YOUR INSTRUCTIONS »
Set down, word for word, the stretch of lines from the one containing "Give me the" to the end of the records below.

Dataset entries
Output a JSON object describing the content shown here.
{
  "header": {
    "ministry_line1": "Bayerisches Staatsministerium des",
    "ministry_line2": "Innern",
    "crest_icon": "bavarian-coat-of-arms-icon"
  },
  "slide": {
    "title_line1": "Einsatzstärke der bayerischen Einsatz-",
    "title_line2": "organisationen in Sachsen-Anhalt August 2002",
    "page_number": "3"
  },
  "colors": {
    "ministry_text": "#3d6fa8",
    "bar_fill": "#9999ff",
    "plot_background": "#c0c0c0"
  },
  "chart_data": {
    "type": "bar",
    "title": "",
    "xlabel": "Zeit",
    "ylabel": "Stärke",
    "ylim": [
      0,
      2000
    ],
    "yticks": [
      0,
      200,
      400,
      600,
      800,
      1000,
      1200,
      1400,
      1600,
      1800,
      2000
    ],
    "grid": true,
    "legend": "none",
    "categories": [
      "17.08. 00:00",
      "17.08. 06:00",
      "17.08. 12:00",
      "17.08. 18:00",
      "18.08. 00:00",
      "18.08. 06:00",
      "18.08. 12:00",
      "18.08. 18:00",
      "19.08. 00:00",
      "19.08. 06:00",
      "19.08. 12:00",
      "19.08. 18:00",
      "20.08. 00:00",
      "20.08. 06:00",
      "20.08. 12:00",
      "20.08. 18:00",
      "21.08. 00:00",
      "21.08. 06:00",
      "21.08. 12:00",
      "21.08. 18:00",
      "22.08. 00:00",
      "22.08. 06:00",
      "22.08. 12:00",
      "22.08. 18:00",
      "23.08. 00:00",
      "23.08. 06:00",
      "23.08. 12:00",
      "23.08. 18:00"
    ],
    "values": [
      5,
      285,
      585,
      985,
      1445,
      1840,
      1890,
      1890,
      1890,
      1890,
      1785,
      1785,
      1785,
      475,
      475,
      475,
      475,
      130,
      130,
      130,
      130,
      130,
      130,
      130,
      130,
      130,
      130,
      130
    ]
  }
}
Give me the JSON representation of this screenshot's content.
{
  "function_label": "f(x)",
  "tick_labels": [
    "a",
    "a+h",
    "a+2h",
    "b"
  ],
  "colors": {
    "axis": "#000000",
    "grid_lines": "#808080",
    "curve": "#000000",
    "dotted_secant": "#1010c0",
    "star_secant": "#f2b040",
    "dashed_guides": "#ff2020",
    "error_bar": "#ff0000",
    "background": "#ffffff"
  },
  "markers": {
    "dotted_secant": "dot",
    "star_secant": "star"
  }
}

TASK RESPONSE »
Give me the JSON representation of this screenshot's content.
{
  "function_label": "f(x)",
  "tick_labels": [
    "a",
    "a+h",
    "a+2h",
    "b"
  ],
  "colors": {
    "axis": "#000000",
    "grid_lines": "#808080",
    "curve": "#000000",
    "dotted_secant": "#1010c0",
    "star_secant": "#f2b040",
    "dashed_guides": "#ff2020",
    "error_bar": "#ff0000",
    "background": "#ffffff"
  },
  "markers": {
    "dotted_secant": "dot",
    "star_secant": "star"
  }
}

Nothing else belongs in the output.